» **Exercise brief**: Gather up the lines with the word "screenshot" in them.

» **Rows**:
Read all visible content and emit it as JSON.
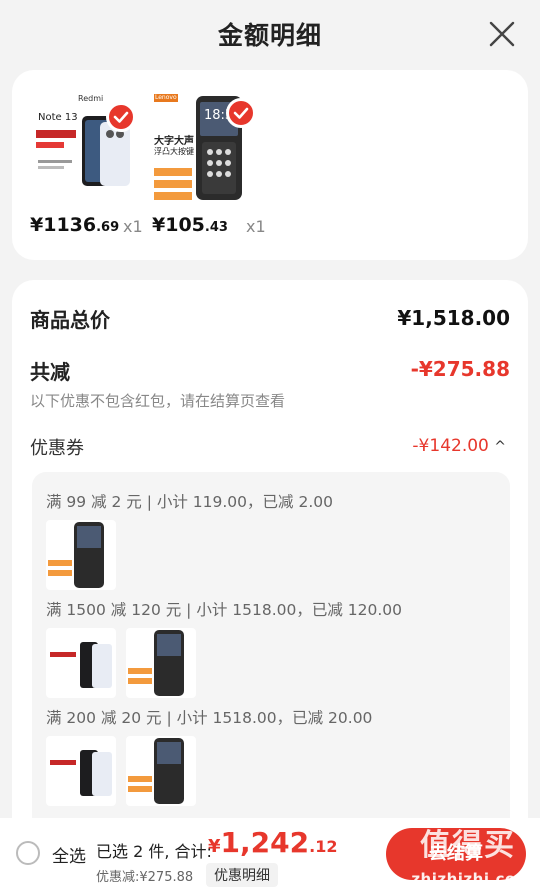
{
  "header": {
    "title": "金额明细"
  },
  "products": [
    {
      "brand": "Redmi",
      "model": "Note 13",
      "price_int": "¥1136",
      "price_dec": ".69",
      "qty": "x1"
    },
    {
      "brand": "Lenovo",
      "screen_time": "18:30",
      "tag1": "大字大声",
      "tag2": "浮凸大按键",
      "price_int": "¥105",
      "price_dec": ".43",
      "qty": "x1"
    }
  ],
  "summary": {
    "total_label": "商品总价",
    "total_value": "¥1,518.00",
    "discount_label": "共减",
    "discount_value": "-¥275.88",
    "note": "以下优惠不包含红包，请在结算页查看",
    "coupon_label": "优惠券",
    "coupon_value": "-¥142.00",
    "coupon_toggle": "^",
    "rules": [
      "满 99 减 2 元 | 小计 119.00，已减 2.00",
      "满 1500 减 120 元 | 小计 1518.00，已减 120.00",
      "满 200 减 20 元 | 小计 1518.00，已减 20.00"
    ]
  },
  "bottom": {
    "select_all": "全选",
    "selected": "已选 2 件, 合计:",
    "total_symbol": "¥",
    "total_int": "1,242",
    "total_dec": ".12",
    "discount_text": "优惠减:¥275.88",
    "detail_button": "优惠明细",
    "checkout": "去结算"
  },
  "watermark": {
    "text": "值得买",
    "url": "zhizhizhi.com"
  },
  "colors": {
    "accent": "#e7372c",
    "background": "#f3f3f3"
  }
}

==

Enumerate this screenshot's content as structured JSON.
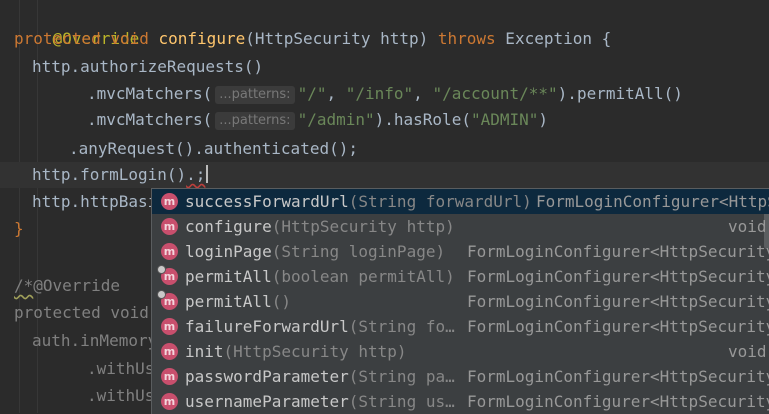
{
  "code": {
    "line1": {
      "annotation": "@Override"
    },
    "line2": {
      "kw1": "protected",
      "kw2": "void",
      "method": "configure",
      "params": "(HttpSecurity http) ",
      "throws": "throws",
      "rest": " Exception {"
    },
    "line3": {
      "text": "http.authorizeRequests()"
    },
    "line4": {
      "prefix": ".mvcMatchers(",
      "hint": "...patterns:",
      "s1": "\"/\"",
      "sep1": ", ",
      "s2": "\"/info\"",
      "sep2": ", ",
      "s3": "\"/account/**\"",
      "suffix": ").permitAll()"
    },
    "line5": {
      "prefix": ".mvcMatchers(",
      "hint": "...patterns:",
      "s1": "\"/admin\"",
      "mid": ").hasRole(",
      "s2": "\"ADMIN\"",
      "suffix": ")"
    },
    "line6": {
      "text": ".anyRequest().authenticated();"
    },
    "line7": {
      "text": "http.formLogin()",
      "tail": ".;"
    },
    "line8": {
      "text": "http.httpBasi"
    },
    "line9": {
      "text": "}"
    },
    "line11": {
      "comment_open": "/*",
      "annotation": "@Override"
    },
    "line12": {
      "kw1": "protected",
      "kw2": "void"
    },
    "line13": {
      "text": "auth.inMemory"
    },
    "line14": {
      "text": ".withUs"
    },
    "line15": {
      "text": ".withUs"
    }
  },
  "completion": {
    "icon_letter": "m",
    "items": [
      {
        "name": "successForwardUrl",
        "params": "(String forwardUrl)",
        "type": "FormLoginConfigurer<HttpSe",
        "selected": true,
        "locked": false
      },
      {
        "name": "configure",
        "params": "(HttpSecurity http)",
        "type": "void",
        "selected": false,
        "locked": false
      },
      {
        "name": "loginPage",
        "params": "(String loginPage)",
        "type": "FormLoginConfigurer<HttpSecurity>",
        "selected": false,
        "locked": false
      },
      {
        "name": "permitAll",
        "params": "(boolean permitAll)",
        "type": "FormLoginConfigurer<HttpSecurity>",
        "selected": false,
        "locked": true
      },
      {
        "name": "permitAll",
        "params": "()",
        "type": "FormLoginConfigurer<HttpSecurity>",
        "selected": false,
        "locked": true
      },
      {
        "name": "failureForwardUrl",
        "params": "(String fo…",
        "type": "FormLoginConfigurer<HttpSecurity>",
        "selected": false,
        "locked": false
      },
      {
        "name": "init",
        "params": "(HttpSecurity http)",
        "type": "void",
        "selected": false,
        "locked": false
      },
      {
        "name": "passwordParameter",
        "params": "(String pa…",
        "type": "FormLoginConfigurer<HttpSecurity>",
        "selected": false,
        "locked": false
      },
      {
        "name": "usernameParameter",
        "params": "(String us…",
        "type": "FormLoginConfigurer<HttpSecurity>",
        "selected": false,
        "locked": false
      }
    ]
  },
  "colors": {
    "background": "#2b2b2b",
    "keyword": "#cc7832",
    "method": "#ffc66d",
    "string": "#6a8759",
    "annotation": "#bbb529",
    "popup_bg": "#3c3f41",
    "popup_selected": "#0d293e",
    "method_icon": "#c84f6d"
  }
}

...

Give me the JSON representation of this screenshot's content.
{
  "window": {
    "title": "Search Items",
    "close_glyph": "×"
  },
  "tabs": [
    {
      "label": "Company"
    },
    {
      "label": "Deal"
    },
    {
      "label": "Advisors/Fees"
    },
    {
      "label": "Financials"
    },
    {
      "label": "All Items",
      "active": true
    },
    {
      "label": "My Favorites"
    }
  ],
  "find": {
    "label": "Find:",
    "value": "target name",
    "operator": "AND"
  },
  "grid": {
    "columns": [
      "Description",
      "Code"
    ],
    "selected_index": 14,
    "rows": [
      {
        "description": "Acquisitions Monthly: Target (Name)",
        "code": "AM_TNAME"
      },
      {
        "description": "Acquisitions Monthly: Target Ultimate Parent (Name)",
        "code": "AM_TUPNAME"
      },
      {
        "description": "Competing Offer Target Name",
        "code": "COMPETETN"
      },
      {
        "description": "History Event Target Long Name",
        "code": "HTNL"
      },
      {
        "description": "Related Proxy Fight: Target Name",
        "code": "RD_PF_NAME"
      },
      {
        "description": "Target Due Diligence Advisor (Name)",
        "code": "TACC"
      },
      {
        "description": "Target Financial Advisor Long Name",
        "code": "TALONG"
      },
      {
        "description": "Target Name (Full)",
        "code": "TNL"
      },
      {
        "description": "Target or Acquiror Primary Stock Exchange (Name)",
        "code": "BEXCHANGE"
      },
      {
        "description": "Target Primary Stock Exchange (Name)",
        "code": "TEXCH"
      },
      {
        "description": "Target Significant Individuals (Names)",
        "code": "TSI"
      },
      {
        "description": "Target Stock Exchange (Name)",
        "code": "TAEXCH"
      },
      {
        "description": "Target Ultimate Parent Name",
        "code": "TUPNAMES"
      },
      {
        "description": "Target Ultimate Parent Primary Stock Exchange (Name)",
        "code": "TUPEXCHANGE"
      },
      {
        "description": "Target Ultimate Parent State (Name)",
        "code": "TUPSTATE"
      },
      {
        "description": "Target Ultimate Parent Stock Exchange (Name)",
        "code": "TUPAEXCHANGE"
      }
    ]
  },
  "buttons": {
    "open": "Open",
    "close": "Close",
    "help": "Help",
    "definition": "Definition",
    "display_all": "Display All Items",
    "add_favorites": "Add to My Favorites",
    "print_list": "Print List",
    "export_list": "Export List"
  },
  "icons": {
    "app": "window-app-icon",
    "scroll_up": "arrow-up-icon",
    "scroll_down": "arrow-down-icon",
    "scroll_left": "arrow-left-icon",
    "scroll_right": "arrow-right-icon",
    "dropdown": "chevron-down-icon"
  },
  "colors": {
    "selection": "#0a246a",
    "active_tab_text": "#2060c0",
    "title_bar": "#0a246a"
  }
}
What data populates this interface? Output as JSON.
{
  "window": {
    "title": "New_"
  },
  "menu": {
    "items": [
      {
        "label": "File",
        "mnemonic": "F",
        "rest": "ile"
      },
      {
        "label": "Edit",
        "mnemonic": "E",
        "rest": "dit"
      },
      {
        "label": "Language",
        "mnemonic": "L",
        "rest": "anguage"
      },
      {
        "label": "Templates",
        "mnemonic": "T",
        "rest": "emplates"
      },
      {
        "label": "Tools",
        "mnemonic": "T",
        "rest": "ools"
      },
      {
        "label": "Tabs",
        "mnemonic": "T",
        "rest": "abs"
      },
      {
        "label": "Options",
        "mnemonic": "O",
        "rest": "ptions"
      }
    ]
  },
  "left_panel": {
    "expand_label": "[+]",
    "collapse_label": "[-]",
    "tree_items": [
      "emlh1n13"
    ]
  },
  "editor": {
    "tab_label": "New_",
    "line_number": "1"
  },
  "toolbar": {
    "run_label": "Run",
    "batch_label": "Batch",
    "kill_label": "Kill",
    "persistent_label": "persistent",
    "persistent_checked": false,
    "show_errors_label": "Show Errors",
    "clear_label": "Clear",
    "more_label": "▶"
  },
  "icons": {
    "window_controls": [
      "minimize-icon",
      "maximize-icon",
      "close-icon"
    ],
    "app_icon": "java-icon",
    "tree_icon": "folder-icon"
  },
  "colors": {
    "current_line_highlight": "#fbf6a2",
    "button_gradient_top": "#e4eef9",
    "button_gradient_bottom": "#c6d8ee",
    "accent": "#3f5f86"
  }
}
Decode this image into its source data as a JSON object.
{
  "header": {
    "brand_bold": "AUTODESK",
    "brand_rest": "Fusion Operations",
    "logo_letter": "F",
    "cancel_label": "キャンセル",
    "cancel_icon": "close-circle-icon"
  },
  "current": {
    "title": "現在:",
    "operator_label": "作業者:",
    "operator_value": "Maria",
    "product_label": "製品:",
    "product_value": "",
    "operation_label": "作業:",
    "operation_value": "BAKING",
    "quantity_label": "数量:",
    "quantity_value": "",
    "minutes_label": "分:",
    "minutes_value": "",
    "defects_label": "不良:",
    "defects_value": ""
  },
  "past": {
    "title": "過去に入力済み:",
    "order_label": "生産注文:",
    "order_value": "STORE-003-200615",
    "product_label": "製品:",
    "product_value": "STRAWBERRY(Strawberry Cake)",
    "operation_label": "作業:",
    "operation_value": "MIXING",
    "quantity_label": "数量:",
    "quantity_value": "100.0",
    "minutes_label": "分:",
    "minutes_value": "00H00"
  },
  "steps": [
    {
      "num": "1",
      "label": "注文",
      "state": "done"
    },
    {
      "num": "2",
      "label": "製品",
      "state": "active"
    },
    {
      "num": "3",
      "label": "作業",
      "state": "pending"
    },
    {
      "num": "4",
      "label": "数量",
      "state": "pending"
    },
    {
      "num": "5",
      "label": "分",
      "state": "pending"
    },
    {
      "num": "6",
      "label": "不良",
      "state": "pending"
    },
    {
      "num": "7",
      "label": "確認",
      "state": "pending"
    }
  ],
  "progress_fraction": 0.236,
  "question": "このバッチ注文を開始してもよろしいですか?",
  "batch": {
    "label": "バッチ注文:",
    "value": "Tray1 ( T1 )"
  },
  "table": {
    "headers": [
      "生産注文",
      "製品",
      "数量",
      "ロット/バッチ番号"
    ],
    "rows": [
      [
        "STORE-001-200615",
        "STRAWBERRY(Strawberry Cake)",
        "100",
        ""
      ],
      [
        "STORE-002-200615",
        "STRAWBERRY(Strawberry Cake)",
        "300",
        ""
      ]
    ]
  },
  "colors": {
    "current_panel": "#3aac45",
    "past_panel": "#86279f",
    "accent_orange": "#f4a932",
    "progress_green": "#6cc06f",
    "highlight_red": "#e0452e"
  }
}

» **Right answer**:
Enumerate this screenshot's content as structured JSON.
Give me the JSON representation of this screenshot's content.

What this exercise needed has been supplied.